Search the material and gather each line with "content" in it.

════════

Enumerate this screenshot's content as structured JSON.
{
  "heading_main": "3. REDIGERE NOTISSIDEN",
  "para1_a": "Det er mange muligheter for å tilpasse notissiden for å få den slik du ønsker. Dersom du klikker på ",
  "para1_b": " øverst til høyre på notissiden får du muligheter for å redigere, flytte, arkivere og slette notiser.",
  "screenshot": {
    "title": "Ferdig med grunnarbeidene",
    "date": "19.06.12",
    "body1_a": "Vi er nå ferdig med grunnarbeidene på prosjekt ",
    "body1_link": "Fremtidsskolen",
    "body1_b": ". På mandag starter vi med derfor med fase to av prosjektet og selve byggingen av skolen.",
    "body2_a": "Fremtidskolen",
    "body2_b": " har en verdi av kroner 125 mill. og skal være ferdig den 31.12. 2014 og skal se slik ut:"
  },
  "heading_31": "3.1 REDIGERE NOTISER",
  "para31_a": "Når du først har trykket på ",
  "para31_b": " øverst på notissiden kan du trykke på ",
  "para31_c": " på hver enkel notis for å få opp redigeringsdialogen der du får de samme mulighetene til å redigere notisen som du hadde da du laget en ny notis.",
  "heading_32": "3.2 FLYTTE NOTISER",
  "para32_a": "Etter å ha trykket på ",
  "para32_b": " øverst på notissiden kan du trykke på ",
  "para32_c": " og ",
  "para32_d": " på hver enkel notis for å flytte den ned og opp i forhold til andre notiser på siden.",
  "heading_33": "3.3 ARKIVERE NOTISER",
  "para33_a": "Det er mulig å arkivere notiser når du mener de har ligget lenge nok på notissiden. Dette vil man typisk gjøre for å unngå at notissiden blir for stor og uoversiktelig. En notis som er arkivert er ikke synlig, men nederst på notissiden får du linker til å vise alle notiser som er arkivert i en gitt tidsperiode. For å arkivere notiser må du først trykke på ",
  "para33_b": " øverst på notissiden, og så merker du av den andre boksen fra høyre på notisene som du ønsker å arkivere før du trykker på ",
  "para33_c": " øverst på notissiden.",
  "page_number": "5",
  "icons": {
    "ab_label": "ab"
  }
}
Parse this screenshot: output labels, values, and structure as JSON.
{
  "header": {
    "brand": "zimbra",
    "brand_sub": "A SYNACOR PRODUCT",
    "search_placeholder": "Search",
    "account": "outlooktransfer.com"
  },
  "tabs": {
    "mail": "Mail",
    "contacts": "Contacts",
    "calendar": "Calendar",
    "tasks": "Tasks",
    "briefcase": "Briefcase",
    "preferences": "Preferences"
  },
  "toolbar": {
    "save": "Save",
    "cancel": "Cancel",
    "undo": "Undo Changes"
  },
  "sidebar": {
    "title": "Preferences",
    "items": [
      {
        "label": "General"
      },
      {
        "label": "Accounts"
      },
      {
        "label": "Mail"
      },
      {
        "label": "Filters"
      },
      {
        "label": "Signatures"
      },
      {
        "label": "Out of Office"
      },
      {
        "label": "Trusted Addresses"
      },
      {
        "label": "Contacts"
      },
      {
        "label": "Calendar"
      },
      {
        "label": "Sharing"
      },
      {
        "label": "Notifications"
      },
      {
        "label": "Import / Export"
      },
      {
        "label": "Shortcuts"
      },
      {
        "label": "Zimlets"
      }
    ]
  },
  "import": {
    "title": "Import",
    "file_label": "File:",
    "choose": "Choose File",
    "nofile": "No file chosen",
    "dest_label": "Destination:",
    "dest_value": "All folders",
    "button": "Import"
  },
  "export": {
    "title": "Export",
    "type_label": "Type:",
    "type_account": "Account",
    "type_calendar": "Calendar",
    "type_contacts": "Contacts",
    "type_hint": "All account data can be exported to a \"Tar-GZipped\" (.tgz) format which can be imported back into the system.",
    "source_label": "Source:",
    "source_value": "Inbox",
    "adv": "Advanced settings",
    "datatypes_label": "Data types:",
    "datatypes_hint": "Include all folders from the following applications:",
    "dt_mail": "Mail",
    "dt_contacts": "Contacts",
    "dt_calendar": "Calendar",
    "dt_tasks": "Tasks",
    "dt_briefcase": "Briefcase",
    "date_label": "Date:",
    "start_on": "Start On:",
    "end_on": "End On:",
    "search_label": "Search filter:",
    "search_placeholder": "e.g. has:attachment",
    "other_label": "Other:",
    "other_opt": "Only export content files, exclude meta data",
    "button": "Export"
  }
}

════════

Answer to this exercise:
Enumerate this screenshot's content as structured JSON.
    "other_opt": "Only export content files, exclude meta data",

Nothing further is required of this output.